Instructions to follow
Pick out all lines with the word "como" from the records that follow.

Dataset entries
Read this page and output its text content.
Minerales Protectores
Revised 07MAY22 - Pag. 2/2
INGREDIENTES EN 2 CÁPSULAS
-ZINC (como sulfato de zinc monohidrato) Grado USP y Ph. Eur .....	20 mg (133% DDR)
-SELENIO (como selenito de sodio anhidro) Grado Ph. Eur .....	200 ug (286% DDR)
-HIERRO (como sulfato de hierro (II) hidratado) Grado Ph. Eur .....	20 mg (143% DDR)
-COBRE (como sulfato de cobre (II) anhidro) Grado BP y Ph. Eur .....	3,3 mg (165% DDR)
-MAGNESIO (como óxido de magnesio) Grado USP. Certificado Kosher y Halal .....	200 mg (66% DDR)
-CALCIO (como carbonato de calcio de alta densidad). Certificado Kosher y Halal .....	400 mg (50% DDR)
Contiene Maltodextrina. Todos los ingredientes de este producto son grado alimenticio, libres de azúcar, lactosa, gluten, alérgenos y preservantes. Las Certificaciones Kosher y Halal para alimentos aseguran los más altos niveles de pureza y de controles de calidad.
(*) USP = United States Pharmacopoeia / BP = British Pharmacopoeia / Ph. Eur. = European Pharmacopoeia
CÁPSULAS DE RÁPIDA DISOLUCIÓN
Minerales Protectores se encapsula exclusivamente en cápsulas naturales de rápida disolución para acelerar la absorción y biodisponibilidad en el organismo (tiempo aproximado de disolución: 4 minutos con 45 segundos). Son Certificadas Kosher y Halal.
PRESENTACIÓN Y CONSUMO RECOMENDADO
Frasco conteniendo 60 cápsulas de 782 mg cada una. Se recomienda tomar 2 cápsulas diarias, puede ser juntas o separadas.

Finished exercise
-ZINC (como sulfato de zinc monohidrato) Grado USP y Ph. Eur .....	20 mg (133% DDR)
-SELENIO (como selenito de sodio anhidro) Grado Ph. Eur .....	200 ug (286% DDR)
-HIERRO (como sulfato de hierro (II) hidratado) Grado Ph. Eur .....	20 mg (143% DDR)
-COBRE (como sulfato de cobre (II) anhidro) Grado BP y Ph. Eur .....	3,3 mg (165% DDR)
-MAGNESIO (como óxido de magnesio) Grado USP. Certificado Kosher y Halal .....	200 mg (66% DDR)
-CALCIO (como carbonato de calcio de alta densidad). Certificado Kosher y Halal .....	400 mg (50% DDR)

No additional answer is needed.